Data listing

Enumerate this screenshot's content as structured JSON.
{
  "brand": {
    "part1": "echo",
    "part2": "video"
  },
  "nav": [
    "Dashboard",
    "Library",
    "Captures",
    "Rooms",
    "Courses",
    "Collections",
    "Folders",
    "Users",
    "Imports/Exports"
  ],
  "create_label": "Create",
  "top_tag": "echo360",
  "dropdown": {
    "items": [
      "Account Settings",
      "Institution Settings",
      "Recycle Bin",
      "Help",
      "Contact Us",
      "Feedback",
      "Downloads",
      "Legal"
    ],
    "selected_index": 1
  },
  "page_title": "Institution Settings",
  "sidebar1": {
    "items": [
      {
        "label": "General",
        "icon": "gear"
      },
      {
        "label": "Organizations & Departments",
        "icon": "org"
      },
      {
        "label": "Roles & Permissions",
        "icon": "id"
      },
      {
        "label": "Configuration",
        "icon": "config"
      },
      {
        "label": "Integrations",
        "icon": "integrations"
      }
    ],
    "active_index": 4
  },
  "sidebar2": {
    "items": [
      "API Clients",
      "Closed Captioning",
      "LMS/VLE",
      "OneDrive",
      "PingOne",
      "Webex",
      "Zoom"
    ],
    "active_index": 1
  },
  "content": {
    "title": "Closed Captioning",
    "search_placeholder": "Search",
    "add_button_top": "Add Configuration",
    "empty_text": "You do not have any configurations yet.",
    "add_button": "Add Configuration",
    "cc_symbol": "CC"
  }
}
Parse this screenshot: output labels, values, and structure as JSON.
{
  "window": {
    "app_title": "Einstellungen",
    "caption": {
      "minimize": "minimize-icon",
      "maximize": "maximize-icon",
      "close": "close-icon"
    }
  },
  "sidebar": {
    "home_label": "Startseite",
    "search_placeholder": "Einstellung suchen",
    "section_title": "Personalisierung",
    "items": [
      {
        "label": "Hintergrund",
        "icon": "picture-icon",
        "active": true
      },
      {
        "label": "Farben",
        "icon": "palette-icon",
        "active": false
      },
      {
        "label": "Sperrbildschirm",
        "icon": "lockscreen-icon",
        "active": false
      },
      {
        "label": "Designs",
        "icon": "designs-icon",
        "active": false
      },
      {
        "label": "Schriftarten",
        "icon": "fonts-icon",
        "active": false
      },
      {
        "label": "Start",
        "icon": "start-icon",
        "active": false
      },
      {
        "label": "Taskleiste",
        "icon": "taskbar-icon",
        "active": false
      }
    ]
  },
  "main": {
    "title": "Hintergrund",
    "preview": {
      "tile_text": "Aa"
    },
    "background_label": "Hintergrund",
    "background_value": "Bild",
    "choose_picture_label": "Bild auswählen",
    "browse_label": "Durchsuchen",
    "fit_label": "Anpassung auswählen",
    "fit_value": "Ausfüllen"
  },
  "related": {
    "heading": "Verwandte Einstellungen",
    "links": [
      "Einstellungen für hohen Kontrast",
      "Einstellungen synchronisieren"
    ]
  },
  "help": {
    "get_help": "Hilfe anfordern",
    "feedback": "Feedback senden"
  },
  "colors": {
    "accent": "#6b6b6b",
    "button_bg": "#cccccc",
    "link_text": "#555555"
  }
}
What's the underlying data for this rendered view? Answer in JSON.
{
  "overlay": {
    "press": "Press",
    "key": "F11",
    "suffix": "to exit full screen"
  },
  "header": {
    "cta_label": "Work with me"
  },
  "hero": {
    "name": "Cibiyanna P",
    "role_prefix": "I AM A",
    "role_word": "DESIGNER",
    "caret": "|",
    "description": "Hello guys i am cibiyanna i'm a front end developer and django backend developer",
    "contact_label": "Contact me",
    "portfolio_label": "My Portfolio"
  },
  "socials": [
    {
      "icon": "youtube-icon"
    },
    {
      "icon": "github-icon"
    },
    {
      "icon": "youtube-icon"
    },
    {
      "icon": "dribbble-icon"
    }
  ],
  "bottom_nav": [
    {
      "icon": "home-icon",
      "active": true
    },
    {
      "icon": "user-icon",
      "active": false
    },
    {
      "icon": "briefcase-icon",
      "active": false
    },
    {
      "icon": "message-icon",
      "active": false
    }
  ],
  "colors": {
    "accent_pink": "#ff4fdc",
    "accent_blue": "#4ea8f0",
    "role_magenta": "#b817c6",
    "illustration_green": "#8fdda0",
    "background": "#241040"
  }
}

# What is expected:
Keep only those lines of the records that hold "content", and return them.

# Written response:
Enumerate this screenshot's content as structured JSON.
  "content": {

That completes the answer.